**Collected data:**
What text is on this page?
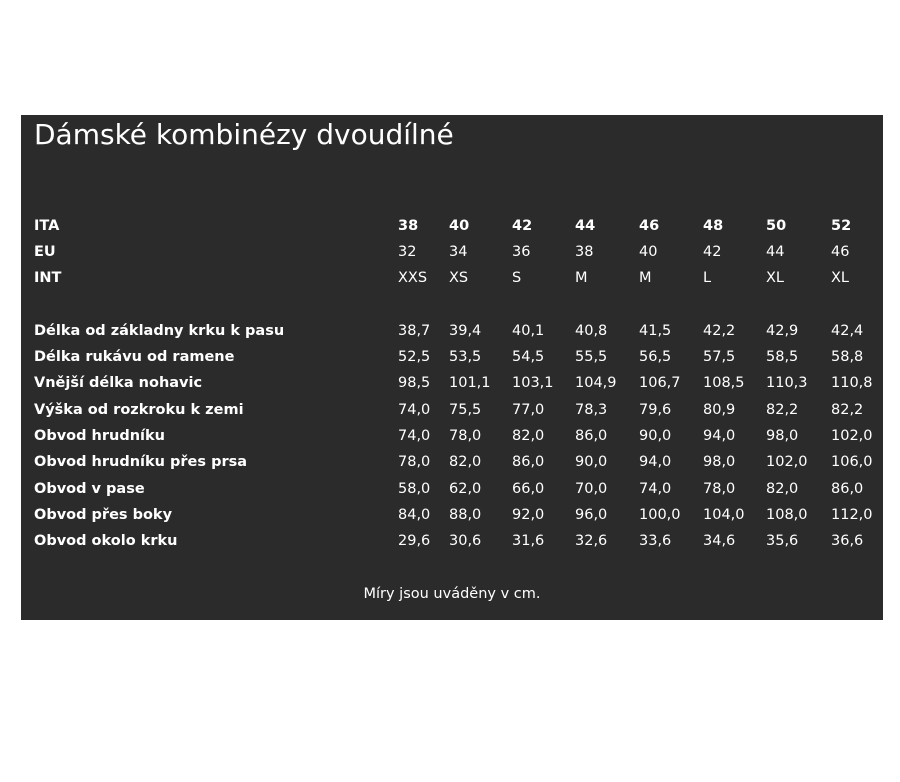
Dámské kombinézy dvoudílné
ITA	38 40	42	44	46	48	50	52
EU	32 34	36	38	40	42	44	46
INT	XXS XS	S	M	M	L	XL	XL
Délka od základny krku k pasu	38,7 39,4 40,1 40,8 41,5 42,2 42,9 42,4
Délka rukávu od ramene	52,5 53,5 54,5 55,5 56,5 57,5 58,5 58,8
Vnější délka nohavic	98,5 101,1 103,1 104,9 106,7 108,5 110,3 110,8
Výška od rozkroku k zemi	74,0 75,5 77,0 78,3 79,6 80,9 82,2 82,2
Obvod hrudníku	74,0 78,0 82,0 86,0 90,0 94,0 98,0 102,0
Obvod hrudníku přes prsa	78,0 82,0 86,0 90,0 94,0 98,0 102,0 106,0
Obvod v pase	58,0 62,0 66,0 70,0 74,0 78,0 82,0 86,0
Obvod přes boky	84,0 88,0 92,0 96,0 100,0 104,0 108,0 112,0
Obvod okolo krku	29,6 30,6 31,6 32,6 33,6 34,6 35,6 36,6
Míry jsou uváděny v cm.
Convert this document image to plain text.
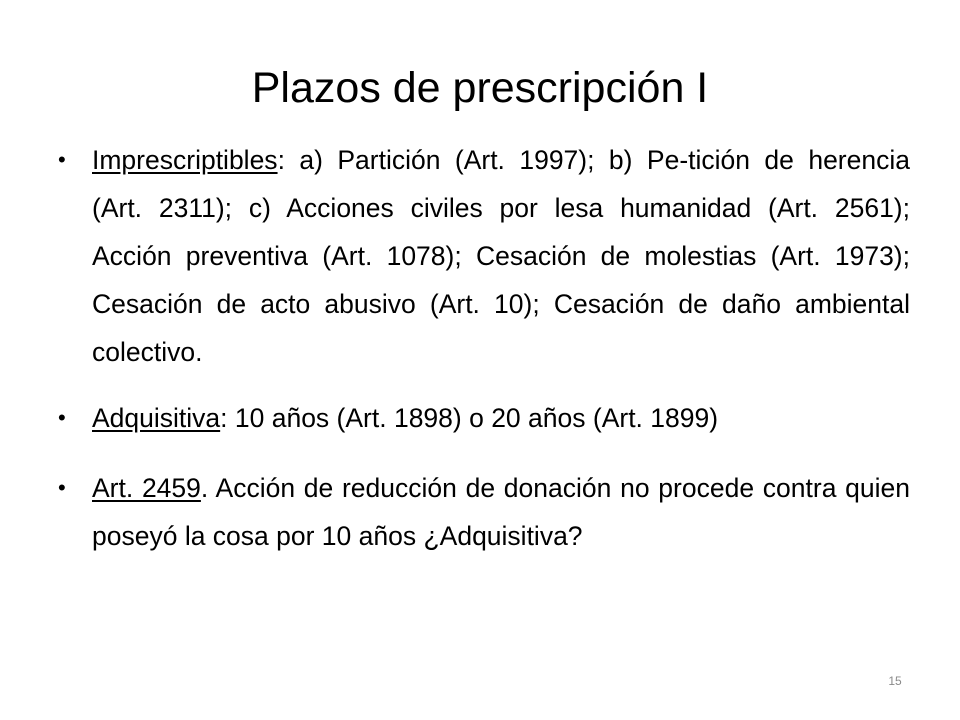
Plazos de prescripción I
• Imprescriptibles: a) Partición (Art. 1997); b) Pe-tición de herencia (Art. 2311); c) Acciones civiles por lesa humanidad (Art. 2561); Acción preventiva (Art. 1078); Cesación de molestias (Art. 1973); Cesación de acto abusivo (Art. 10); Cesación de daño ambiental colectivo.
• Adquisitiva: 10 años (Art. 1898) o 20 años (Art. 1899)
• Art. 2459. Acción de reducción de donación no procede contra quien poseyó la cosa por 10 años ¿Adquisitiva?
15
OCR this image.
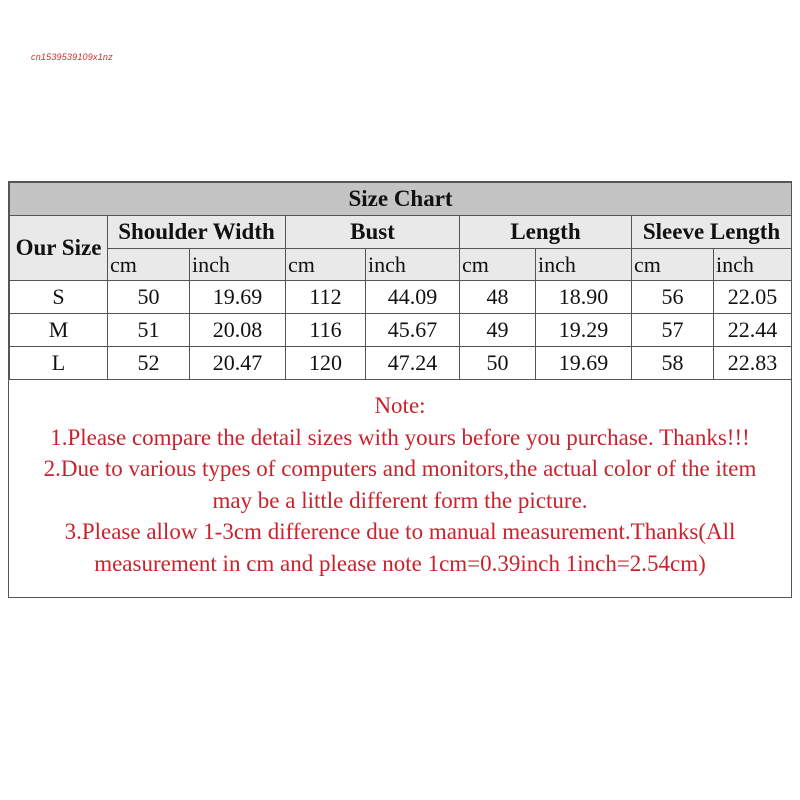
cn1539539109x1nz
Size Chart								
Our Size	Shoulder Width		Bust		Length		Sleeve Length	
	cm	inch	cm	inch	cm	inch	cm	inch
S	50	19.69	112	44.09	48	18.90	56	22.05
M	51	20.08	116	45.67	49	19.29	57	22.44
L	52	20.47	120	47.24	50	19.69	58	22.83
Note:
1.Please compare the detail sizes with yours before you purchase. Thanks!!!
2.Due to various types of computers and monitors,the actual color of the item
may be a little different form the picture.
3.Please allow 1-3cm difference due to manual measurement.Thanks(All
measurement in cm and please note 1cm=0.39inch 1inch=2.54cm)
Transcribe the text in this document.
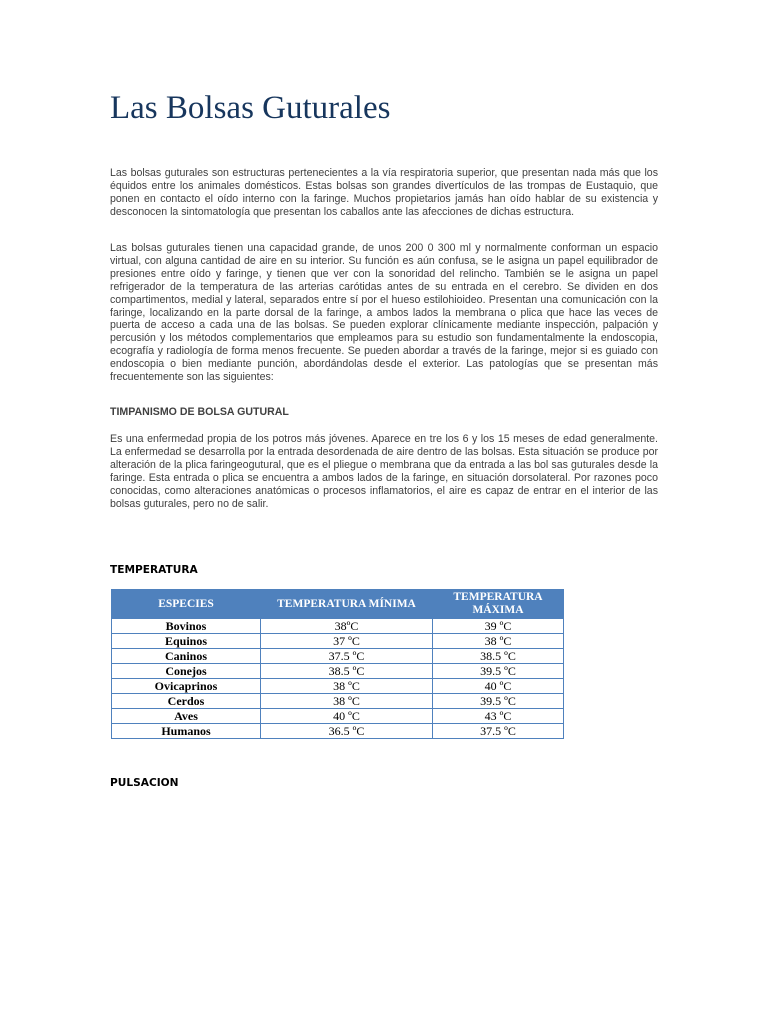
Las Bolsas Guturales

Las bolsas guturales son estructuras pertenecientes a la vía respiratoria superior, que presentan nada más que los équidos entre los animales domésticos. Estas bolsas son grandes divertículos de las trompas de Eustaquio, que ponen en contacto el oído interno con la faringe. Muchos propietarios jamás han oído hablar de su existencia y desconocen la sintomatología que presentan los caballos ante las afecciones de dichas estructura.

Las bolsas guturales tienen una capacidad grande, de unos 200 0 300 ml y normalmente conforman un espacio virtual, con alguna cantidad de aire en su interior. Su función es aún confusa, se le asigna un papel equilibrador de presiones entre oído y faringe, y tienen que ver con la sonoridad del relincho. También se le asigna un papel refrigerador de la temperatura de las arterias carótidas antes de su entrada en el cerebro. Se dividen en dos compartimentos, medial y lateral, separados entre sí por el hueso estilohioideo. Presentan una comunicación con la faringe, localizando en la parte dorsal de la faringe, a ambos lados la membrana o plica que hace las veces de puerta de acceso a cada una de las bolsas. Se pueden explorar clínicamente mediante inspección, palpación y percusión y los métodos complementarios que empleamos para su estudio son fundamentalmente la endoscopia, ecografía y radiología de forma menos frecuente. Se pueden abordar a través de la faringe, mejor si es guiado con endoscopia o bien mediante punción, abordándolas desde el exterior. Las patologías que se presentan más frecuentemente son las siguientes:

TIMPANISMO DE BOLSA GUTURAL

Es una enfermedad propia de los potros más jóvenes. Aparece en tre los 6 y los 15 meses de edad generalmente. La enfermedad se desarrolla por la entrada desordenada de aire dentro de las bolsas. Esta situación se produce por alteración de la plica faringeogutural, que es el pliegue o membrana que da entrada a las bol sas guturales desde la faringe. Esta entrada o plica se encuentra a ambos lados de la faringe, en situación dorsolateral. Por razones poco conocidas, como alteraciones anatómicas o procesos inflamatorios, el aire es capaz de entrar en el interior de las bolsas guturales, pero no de salir.

TEMPERATURA
ESPECIES	TEMPERATURA MÍNIMA	TEMPERATURA MÁXIMA
Bovinos	38ºC	39 ºC
Equinos	37 ºC	38 ºC
Caninos	37.5 ºC	38.5 ºC
Conejos	38.5 ºC	39.5 ºC
Ovicaprinos	38 ºC	40 ºC
Cerdos	38 ºC	39.5 ºC
Aves	40 ºC	43 ºC
Humanos	36.5 ºC	37.5 ºC
PULSACION
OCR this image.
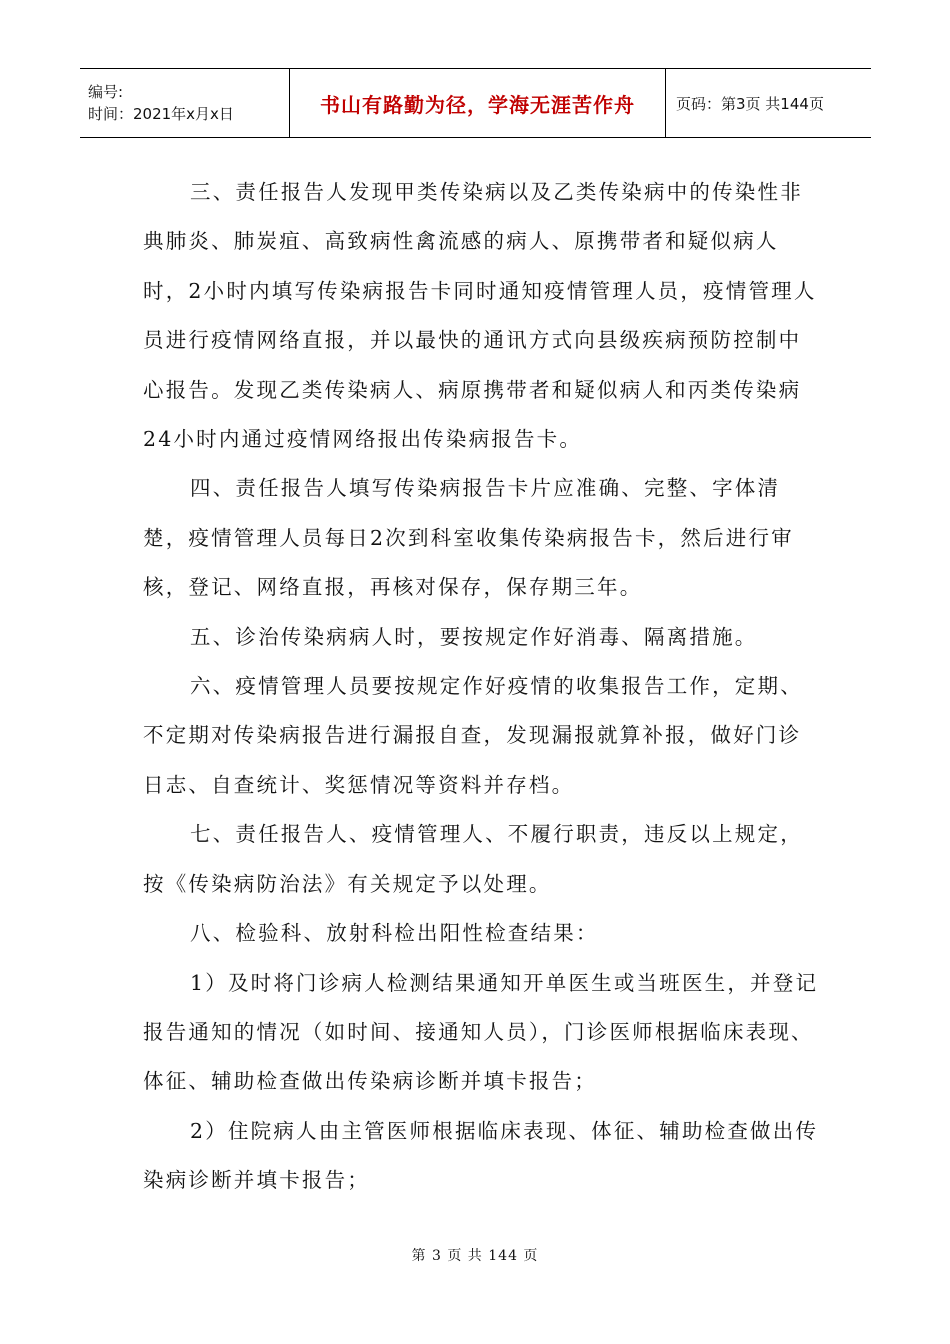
编号:
时间：2021年x月x日	书山有路勤为径，学海无涯苦作舟	页码：第3页 共144页

三、责任报告人发现甲类传染病以及乙类传染病中的传染性非典肺炎、肺炭疽、高致病性禽流感的病人、原携带者和疑似病人时，2小时内填写传染病报告卡同时通知疫情管理人员，疫情管理人员进行疫情网络直报，并以最快的通讯方式向县级疾病预防控制中心报告。发现乙类传染病人、病原携带者和疑似病人和丙类传染病24小时内通过疫情网络报出传染病报告卡。

四、责任报告人填写传染病报告卡片应准确、完整、字体清楚，疫情管理人员每日2次到科室收集传染病报告卡，然后进行审核，登记、网络直报，再核对保存，保存期三年。

五、诊治传染病病人时，要按规定作好消毒、隔离措施。

六、疫情管理人员要按规定作好疫情的收集报告工作，定期、不定期对传染病报告进行漏报自查，发现漏报就算补报，做好门诊日志、自查统计、奖惩情况等资料并存档。

七、责任报告人、疫情管理人、不履行职责，违反以上规定，按《传染病防治法》有关规定予以处理。

八、检验科、放射科检出阳性检查结果：

1）及时将门诊病人检测结果通知开单医生或当班医生，并登记报告通知的情况（如时间、接通知人员），门诊医师根据临床表现、体征、辅助检查做出传染病诊断并填卡报告；

2）住院病人由主管医师根据临床表现、体征、辅助检查做出传染病诊断并填卡报告；

第 3 页 共 144 页
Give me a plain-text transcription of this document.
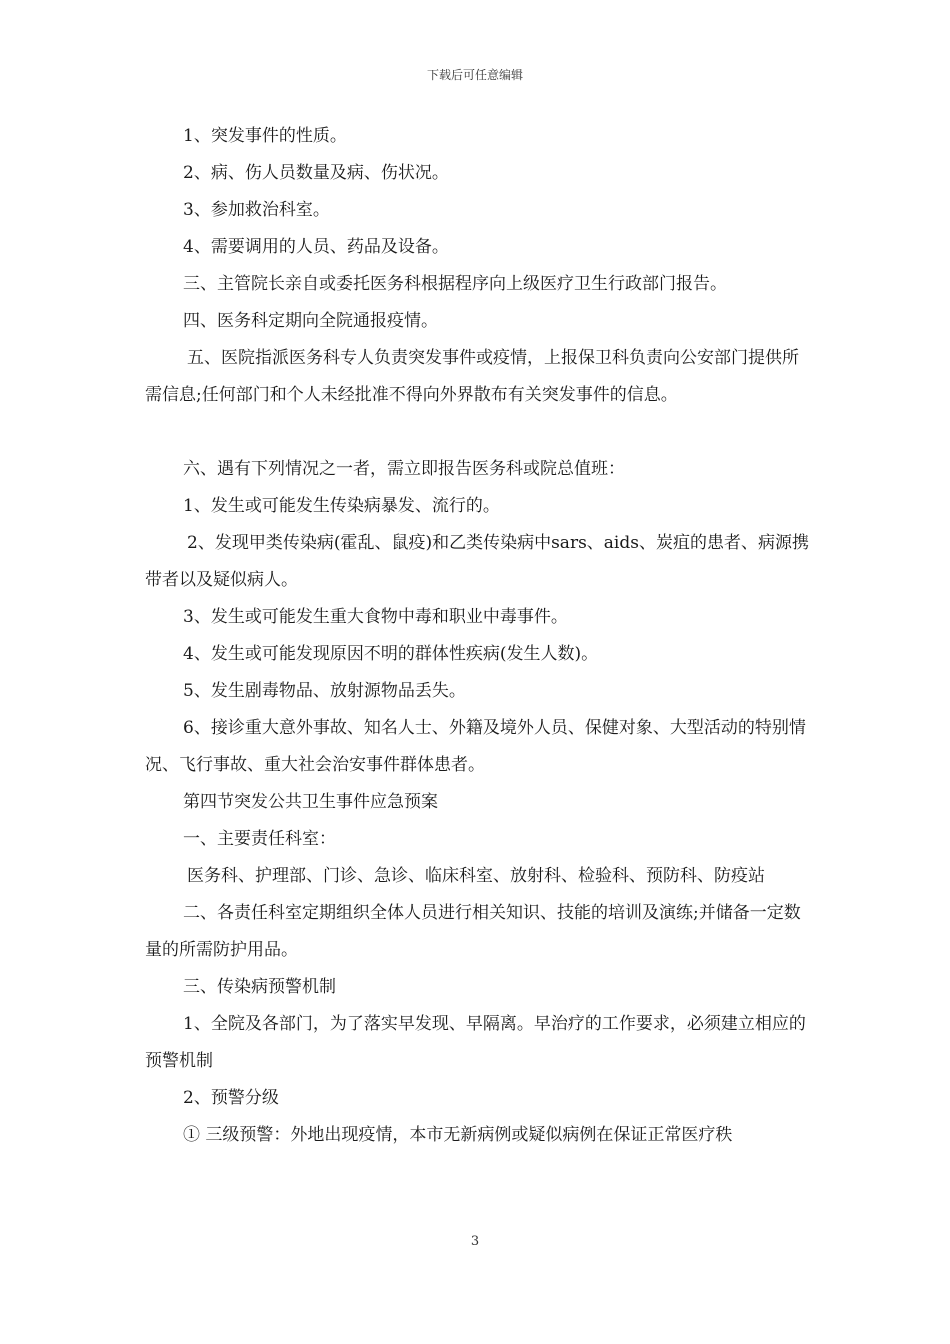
下载后可任意编辑

1、突发事件的性质。

2、病、伤人员数量及病、伤状况。

3、参加救治科室。

4、需要调用的人员、药品及设备。

三、主管院长亲自或委托医务科根据程序向上级医疗卫生行政部门报告。

四、医务科定期向全院通报疫情。

五、医院指派医务科专人负责突发事件或疫情，上报保卫科负责向公安部门提供所需信息;任何部门和个人未经批准不得向外界散布有关突发事件的信息。

六、遇有下列情况之一者，需立即报告医务科或院总值班：

1、发生或可能发生传染病暴发、流行的。

2、发现甲类传染病(霍乱、鼠疫)和乙类传染病中sars、aids、炭疽的患者、病源携带者以及疑似病人。

3、发生或可能发生重大食物中毒和职业中毒事件。

4、发生或可能发现原因不明的群体性疾病(发生人数)。

5、发生剧毒物品、放射源物品丢失。

6、接诊重大意外事故、知名人士、外籍及境外人员、保健对象、大型活动的特别情况、飞行事故、重大社会治安事件群体患者。

第四节突发公共卫生事件应急预案

一、主要责任科室：

医务科、护理部、门诊、急诊、临床科室、放射科、检验科、预防科、防疫站

二、各责任科室定期组织全体人员进行相关知识、技能的培训及演练;并储备一定数量的所需防护用品。

三、传染病预警机制

1、全院及各部门，为了落实早发现、早隔离。早治疗的工作要求，必须建立相应的预警机制

2、预警分级

① 三级预警：外地出现疫情，本市无新病例或疑似病例在保证正常医疗秩

3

**WORK TO DO:**
Please write out the material from the line containing "Give me a plain-text" to its final line, both inclusive, exactly as it appears; pictures are not part of the copy.

**EXERCISE ANSWER:**
Give me a plain-text transcription of this document.
下载后可任意编辑

1、突发事件的性质。

2、病、伤人员数量及病、伤状况。

3、参加救治科室。

4、需要调用的人员、药品及设备。

三、主管院长亲自或委托医务科根据程序向上级医疗卫生行政部门报告。

四、医务科定期向全院通报疫情。

五、医院指派医务科专人负责突发事件或疫情，上报保卫科负责向公安部门提供所需信息;任何部门和个人未经批准不得向外界散布有关突发事件的信息。

六、遇有下列情况之一者，需立即报告医务科或院总值班：

1、发生或可能发生传染病暴发、流行的。

2、发现甲类传染病(霍乱、鼠疫)和乙类传染病中sars、aids、炭疽的患者、病源携带者以及疑似病人。

3、发生或可能发生重大食物中毒和职业中毒事件。

4、发生或可能发现原因不明的群体性疾病(发生人数)。

5、发生剧毒物品、放射源物品丢失。

6、接诊重大意外事故、知名人士、外籍及境外人员、保健对象、大型活动的特别情况、飞行事故、重大社会治安事件群体患者。

第四节突发公共卫生事件应急预案

一、主要责任科室：

医务科、护理部、门诊、急诊、临床科室、放射科、检验科、预防科、防疫站

二、各责任科室定期组织全体人员进行相关知识、技能的培训及演练;并储备一定数量的所需防护用品。

三、传染病预警机制

1、全院及各部门，为了落实早发现、早隔离。早治疗的工作要求，必须建立相应的预警机制

2、预警分级

① 三级预警：外地出现疫情，本市无新病例或疑似病例在保证正常医疗秩

3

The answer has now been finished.